Un policía lo detiene, y Valjean trata de seguir su camino mintiendo, al decir que le habían regalado aquellos objetos de plata. El policía lo conduce de vuelta a casa del obispo y allí Valjean se dispone a escuchar las palabras que lo llevarán de vuelta a la cárcel por el resto de su vida. Nada lo había preparado para lo que pronto ha de escuchar: «Desde luego, esos objetos se los he obsequiado», afirma el obispo. «Pero, un momento, usted olvidó lo de más valor. Olvidó tomar los candelabros de plata».
En lugar de escuchar la condena que merece, Valjean es deslumbrado por una expresión de misericordia. Hace tan solo un momento, lo esperaba la pobreza y la prisión; ahora, la libertad y la abundancia.
Antes de que Valjean se despida, el obispo le dice: «Jamás debes olvidar este momento. Tu alma y tu vida te han sido restauradas. Ya no te perteneces. De aquí en adelante, eres propiedad de Dios».
Mediante un acto de misericordia, la vida de Jean Valjean se convierte en una expresión de amor. El cumple lo que le ha prometido a una agonizante prostituta: Se dedica a criar a la hija de aquella infeliz, llamada Cosette. Tiempo después se arriesga para salvar al hombre que Cosette ama, aunque eso signifique vivir en solitario.

....................

INSTRUCCIONES:
Transcribe íntegro el fragmento anterior sobre Jean Valjean y el obispo, sin alterar ni una palabra.

INFORMACIÓN PROPORCIONADA:
....................

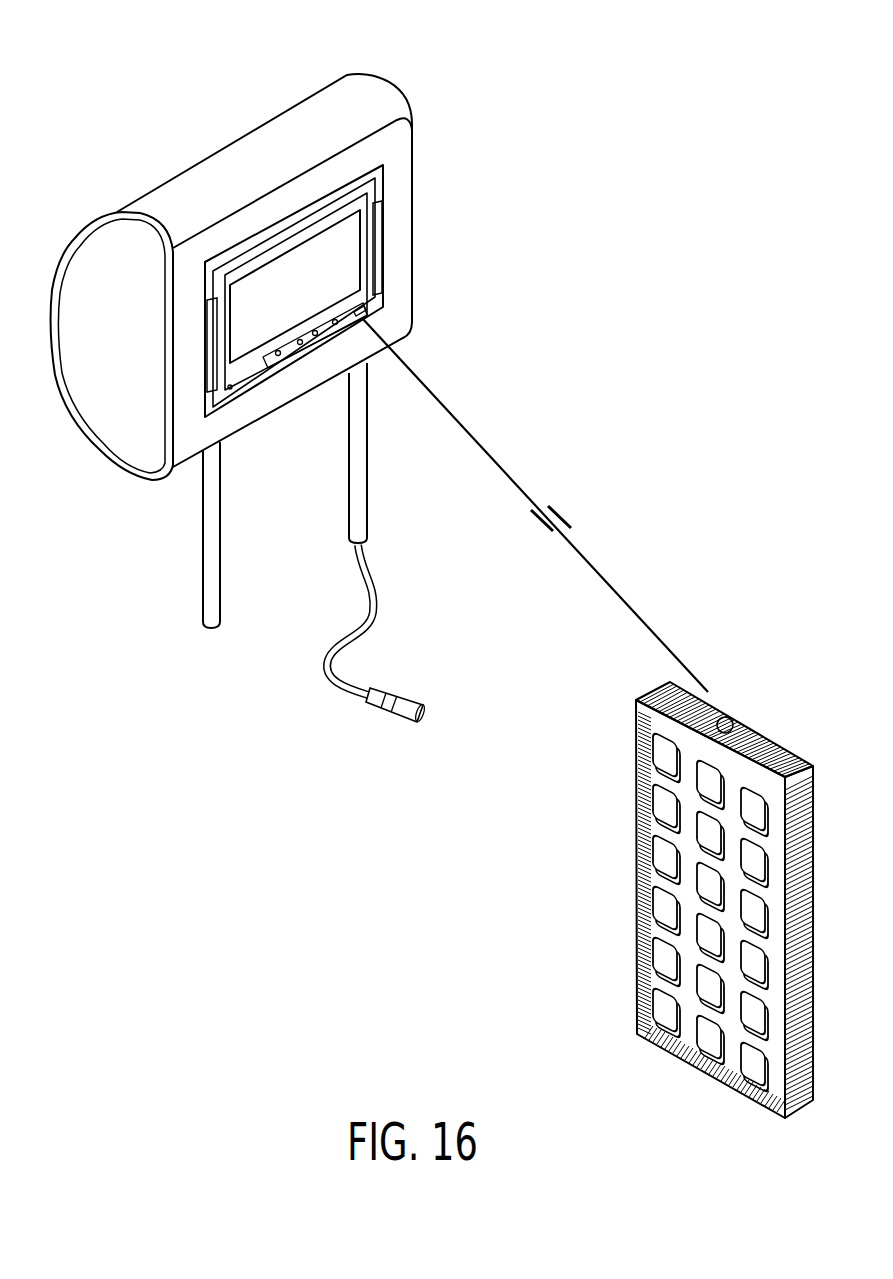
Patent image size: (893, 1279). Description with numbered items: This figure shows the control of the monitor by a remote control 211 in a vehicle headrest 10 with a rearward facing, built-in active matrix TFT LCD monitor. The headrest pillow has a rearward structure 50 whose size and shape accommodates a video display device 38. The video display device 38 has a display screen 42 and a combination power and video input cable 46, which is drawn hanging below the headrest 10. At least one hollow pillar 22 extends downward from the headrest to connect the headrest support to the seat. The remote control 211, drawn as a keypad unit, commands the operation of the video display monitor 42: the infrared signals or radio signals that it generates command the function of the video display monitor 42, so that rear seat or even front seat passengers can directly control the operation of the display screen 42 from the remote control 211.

The video headrest assembly 10 is at (390, 85).
The rearward structure 50 is at (403, 223).
The display screen 42 is at (357, 260).
The video display device 38 is at (387, 306).
The hollow pillar 22 is at (368, 478).
The combination power and video input cable 46 is at (377, 615).
The remote control 211 is at (633, 833).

....................

SOLUCIÓN DEL EJERCICIO:
Un policía lo detiene, y Valjean trata de seguir su camino mintiendo, al decir que le habían regalado aquellos objetos de plata. El policía lo conduce de vuelta a casa del obispo y allí Valjean se dispone a escuchar las palabras que lo llevarán de vuelta a la cárcel por el resto de su vida. Nada lo había preparado para lo que pronto ha de escuchar: «Desde luego, esos objetos se los he obsequiado», afirma el obispo. «Pero, un momento, usted olvidó lo de más valor. Olvidó tomar los candelabros de plata».
En lugar de escuchar la condena que merece, Valjean es deslumbrado por una expresión de misericordia. Hace tan solo un momento, lo esperaba la pobreza y la prisión; ahora, la libertad y la abundancia.
Antes de que Valjean se despida, el obispo le dice: «Jamás debes olvidar este momento. Tu alma y tu vida te han sido restauradas. Ya no te perteneces. De aquí en adelante, eres propiedad de Dios».
Mediante un acto de misericordia, la vida de Jean Valjean se convierte en una expresión de amor. El cumple lo que le ha prometido a una agonizante prostituta: Se dedica a criar a la hija de aquella infeliz, llamada Cosette. Tiempo después se arriesga para salvar al hombre que Cosette ama, aunque eso signifique vivir en solitario.